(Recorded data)
————————

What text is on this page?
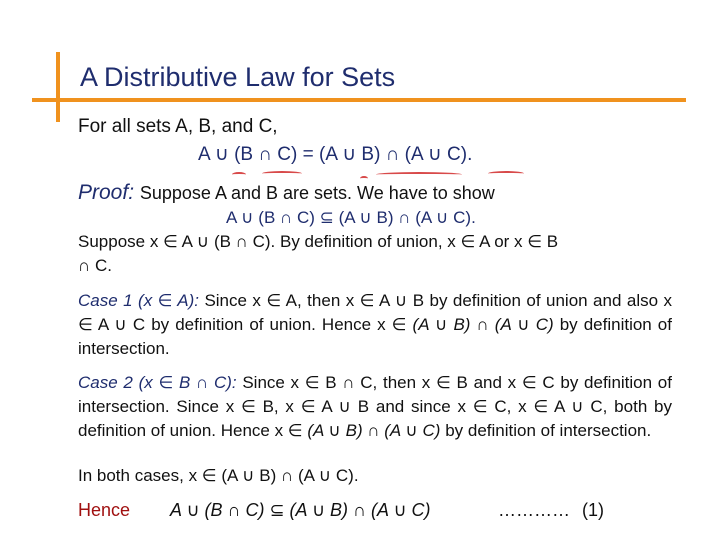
A Distributive Law for Sets
For all sets A, B, and C,
A ∪ (B ∩ C) = (A ∪ B) ∩ (A ∪ C).
Proof: Suppose A and B are sets. We have to show
A ∪ (B ∩ C) ⊆ (A ∪ B) ∩ (A ∪ C).
Suppose x ∈ A ∪ (B ∩ C). By definition of union, x ∈ A or x ∈ B
∩ C.
Case 1 (x ∈ A): Since x ∈ A, then x ∈ A ∪ B by definition of union and also x ∈ A ∪ C by definition of union. Hence x ∈ (A ∪ B) ∩ (A ∪ C) by definition of intersection.
Case 2 (x ∈ B ∩ C): Since x ∈ B ∩ C, then x ∈ B and x ∈ C by definition of intersection. Since x ∈ B, x ∈ A ∪ B and since x ∈ C, x ∈ A ∪ C, both by definition of union. Hence x ∈ (A ∪ B) ∩ (A ∪ C) by definition of intersection.
In both cases, x ∈ (A ∪ B) ∩ (A ∪ C).
Hence A ∪ (B ∩ C) ⊆ (A ∪ B) ∩ (A ∪ C)	………… (1)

————————

▶ _Prompt_
Find the count of lines in the data above where the string "Suppose" occurs. Provide that number alone.

▶ _Reply to the task_
2